» **GIVEN INFORMATION**:

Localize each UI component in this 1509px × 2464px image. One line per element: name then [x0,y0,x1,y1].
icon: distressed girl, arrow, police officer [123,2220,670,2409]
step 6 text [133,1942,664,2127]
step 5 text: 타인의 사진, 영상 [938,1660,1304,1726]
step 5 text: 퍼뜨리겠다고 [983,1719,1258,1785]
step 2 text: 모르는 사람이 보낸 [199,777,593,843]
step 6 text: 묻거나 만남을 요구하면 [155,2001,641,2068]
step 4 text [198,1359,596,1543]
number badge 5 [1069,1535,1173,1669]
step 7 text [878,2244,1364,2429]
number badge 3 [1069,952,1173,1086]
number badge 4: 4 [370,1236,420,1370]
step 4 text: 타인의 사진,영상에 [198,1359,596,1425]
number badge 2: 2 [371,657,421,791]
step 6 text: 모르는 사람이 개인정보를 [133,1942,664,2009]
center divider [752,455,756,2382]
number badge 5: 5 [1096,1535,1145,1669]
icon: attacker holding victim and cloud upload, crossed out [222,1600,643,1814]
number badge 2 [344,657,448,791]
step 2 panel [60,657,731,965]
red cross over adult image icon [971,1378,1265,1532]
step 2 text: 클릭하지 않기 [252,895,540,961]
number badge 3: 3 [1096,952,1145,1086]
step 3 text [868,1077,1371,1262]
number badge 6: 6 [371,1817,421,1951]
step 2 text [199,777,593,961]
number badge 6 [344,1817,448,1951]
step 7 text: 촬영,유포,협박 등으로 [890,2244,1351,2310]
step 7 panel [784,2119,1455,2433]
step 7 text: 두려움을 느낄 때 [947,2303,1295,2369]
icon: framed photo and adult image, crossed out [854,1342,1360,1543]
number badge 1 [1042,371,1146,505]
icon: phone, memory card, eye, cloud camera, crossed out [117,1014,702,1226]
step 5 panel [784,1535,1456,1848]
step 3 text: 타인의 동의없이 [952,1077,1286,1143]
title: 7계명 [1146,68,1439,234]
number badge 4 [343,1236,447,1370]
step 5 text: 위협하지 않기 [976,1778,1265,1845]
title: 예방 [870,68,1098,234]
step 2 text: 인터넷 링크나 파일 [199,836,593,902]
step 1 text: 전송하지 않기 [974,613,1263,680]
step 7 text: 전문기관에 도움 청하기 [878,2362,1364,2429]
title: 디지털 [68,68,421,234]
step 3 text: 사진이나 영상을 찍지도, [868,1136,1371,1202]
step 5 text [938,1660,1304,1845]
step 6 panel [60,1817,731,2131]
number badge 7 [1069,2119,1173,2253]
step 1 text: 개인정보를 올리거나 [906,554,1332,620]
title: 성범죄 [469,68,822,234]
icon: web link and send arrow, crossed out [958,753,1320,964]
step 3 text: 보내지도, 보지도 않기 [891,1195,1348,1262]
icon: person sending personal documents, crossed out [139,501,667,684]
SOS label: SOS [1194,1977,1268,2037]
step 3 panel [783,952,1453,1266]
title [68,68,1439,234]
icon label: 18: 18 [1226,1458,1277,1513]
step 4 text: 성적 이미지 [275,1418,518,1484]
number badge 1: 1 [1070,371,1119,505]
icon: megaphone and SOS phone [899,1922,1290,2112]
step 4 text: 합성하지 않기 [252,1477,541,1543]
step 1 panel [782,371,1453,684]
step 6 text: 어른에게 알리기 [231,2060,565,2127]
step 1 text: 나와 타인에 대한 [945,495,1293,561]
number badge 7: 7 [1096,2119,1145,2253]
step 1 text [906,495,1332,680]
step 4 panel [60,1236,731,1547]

» **WORK REQUIRED**:
Copy the records word for word, from the first line through the line that contains "step 6 text: 모르는", including both of those lines.

» **ANSWER TO THIS TASK**:
Localize each UI component in this 1509px × 2464px image. One line per element: name then [x0,y0,x1,y1].
icon: distressed girl, arrow, police officer [123,2220,670,2409]
step 6 text [133,1942,664,2127]
step 5 text: 타인의 사진, 영상 [938,1660,1304,1726]
step 5 text: 퍼뜨리겠다고 [983,1719,1258,1785]
step 2 text: 모르는 사람이 보낸 [199,777,593,843]
step 6 text: 묻거나 만남을 요구하면 [155,2001,641,2068]
step 4 text [198,1359,596,1543]
number badge 5 [1069,1535,1173,1669]
step 7 text [878,2244,1364,2429]
number badge 3 [1069,952,1173,1086]
number badge 4: 4 [370,1236,420,1370]
step 4 text: 타인의 사진,영상에 [198,1359,596,1425]
number badge 2: 2 [371,657,421,791]
step 6 text: 모르는 사람이 개인정보를 [133,1942,664,2009]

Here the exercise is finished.